Stated goal: Each line of the material below should be reproduced exactly.

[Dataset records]
──────────────────────────────
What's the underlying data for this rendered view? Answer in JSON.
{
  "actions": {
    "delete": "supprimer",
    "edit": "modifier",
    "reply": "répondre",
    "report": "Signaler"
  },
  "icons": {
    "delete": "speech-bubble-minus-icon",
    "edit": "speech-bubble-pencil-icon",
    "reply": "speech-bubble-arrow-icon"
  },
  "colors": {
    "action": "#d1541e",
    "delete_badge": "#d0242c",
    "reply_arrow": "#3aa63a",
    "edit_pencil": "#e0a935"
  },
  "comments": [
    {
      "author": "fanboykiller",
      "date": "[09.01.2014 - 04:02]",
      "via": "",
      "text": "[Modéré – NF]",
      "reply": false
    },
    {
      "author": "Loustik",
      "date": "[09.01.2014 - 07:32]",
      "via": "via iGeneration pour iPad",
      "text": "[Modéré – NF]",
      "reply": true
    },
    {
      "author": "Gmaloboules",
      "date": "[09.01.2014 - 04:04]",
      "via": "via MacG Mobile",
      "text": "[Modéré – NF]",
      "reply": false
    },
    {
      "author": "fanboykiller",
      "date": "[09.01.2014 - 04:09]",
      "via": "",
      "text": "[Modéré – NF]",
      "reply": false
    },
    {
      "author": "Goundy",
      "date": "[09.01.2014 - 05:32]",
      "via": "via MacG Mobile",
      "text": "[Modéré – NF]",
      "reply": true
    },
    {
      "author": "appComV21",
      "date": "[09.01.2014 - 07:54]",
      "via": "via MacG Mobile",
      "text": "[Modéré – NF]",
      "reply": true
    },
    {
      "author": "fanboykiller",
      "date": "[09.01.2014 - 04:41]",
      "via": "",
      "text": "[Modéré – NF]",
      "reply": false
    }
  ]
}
──────────────────────────────
Written solution:
What's the underlying data for this rendered view? Answer in JSON.
{
  "actions": {
    "delete": "supprimer",
    "edit": "modifier",
    "reply": "répondre",
    "report": "Signaler"
  },
  "icons": {
    "delete": "speech-bubble-minus-icon",
    "edit": "speech-bubble-pencil-icon",
    "reply": "speech-bubble-arrow-icon"
  },
  "colors": {
    "action": "#d1541e",
    "delete_badge": "#d0242c",
    "reply_arrow": "#3aa63a",
    "edit_pencil": "#e0a935"
  },
  "comments": [
    {
      "author": "fanboykiller",
      "date": "[09.01.2014 - 04:02]",
      "via": "",
      "text": "[Modéré – NF]",
      "reply": false
    },
    {
      "author": "Loustik",
      "date": "[09.01.2014 - 07:32]",
      "via": "via iGeneration pour iPad",
      "text": "[Modéré – NF]",
      "reply": true
    },
    {
      "author": "Gmaloboules",
      "date": "[09.01.2014 - 04:04]",
      "via": "via MacG Mobile",
      "text": "[Modéré – NF]",
      "reply": false
    },
    {
      "author": "fanboykiller",
      "date": "[09.01.2014 - 04:09]",
      "via": "",
      "text": "[Modéré – NF]",
      "reply": false
    },
    {
      "author": "Goundy",
      "date": "[09.01.2014 - 05:32]",
      "via": "via MacG Mobile",
      "text": "[Modéré – NF]",
      "reply": true
    },
    {
      "author": "appComV21",
      "date": "[09.01.2014 - 07:54]",
      "via": "via MacG Mobile",
      "text": "[Modéré – NF]",
      "reply": true
    },
    {
      "author": "fanboykiller",
      "date": "[09.01.2014 - 04:41]",
      "via": "",
      "text": "[Modéré – NF]",
      "reply": false
    }
  ]
}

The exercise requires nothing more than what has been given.